Written request 1 ▸
From the notebook text on video game sales, copy the passage that begins at the words "## 1. Dataset" and stops after the words "better show plots.".
Written request 2 ▸
Translate this sentence from the notebook text on video game sales into French: "We will also change the display settings to better show plots."

Reading text ▸
^^^^^^^^

## 1. Dataset

First, we will set up our environment by importing all necessary libraries. We will also change the display settings to better show plots.

In [None]:
import plotly.io as pio

# Все графики Plotly отображаются прямо под текущей ячейкой ноутбука
pio.renderers.default = "notebook_connected"

In [None]:
# Matplotlib forms basis for visualization in Python
import matplotlib.pyplot as plt
# We will use the Seaborn library
import seaborn as sns

sns.set()

# Graphics in SVG format are more sharp and legible
%config InlineBackend.figure_format = 'svg'

# Increase the default plot size and set the color scheme
plt.rcParams["figure.figsize"] = (8, 5)
plt.rcParams["image.cmap"] = "viridis"
import pandas as pd

Now, let’s load the dataset that we will be using into a `DataFrame`. I have picked a dataset on video game sales and ratings from [Kaggle Datasets](https://www.kaggle.com/rush4ratio/video-game-sales-with-ratings).
Some of the games in this dataset lack ratings; so, let’s filter for only those examples that have all of their values present.

In [None]:
df = pd.read_csv("../db/video_games_sales.csv").dropna()
print(df.shape)

In [None]:
df.info()

In [None]:
df["User_Score"] = df["User_Score"].astype("float64")
df["Year_of_Release"] = df["Year_of_Release"].astype("int64")
df["User_Count"] = df["User_Count"].astype("int64")
df["Critic_Count"] = df["Critic_Count"].astype("int64")

^^^^^^^^

Stored data ▸
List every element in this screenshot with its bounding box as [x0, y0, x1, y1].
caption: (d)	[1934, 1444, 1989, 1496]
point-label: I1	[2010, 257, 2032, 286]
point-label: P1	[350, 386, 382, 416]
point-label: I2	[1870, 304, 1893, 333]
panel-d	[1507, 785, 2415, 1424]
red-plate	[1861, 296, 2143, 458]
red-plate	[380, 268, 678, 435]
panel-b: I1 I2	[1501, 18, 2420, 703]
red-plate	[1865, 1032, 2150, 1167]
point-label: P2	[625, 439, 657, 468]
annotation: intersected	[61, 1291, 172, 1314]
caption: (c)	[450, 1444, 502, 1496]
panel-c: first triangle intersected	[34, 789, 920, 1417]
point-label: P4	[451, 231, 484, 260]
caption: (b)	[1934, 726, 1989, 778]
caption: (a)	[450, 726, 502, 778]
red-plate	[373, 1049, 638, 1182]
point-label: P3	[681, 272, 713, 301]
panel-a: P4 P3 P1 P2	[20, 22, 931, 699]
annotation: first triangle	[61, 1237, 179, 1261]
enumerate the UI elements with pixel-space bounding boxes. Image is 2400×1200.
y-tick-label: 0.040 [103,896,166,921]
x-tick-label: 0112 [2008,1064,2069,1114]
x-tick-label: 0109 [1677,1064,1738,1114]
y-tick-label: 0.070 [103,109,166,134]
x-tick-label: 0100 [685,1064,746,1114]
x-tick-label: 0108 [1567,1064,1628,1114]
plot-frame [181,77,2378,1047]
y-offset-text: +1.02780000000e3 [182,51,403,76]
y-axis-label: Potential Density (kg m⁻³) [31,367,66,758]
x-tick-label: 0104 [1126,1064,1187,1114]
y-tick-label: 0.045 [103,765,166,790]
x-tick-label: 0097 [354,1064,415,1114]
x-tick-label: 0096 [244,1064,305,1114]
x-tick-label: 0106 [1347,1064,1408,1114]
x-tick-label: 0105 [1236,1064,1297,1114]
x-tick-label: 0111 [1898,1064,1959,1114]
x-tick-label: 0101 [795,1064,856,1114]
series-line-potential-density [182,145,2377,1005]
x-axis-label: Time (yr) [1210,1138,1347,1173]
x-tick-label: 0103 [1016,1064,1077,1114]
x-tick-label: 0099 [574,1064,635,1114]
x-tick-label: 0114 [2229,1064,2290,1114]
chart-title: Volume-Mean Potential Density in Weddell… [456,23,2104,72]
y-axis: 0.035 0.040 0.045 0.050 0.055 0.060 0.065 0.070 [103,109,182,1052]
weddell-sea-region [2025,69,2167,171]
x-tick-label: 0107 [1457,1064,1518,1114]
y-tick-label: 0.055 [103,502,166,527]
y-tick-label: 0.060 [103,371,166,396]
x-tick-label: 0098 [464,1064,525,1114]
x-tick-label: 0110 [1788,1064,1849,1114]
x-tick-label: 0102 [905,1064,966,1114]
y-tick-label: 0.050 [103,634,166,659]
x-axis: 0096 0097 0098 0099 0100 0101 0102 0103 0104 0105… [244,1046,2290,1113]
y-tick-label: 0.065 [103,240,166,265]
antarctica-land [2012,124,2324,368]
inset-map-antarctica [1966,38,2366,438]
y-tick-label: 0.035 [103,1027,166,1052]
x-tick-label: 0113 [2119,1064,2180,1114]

^^^^^^^^

Worked solution 1 ▸
## 1. Dataset

First, we will set up our environment by importing all necessary libraries. We will also change the display settings to better show plots.

Worked solution 2 ▸
Nous allons également modifier les paramètres d'affichage pour mieux montrer les graphiques.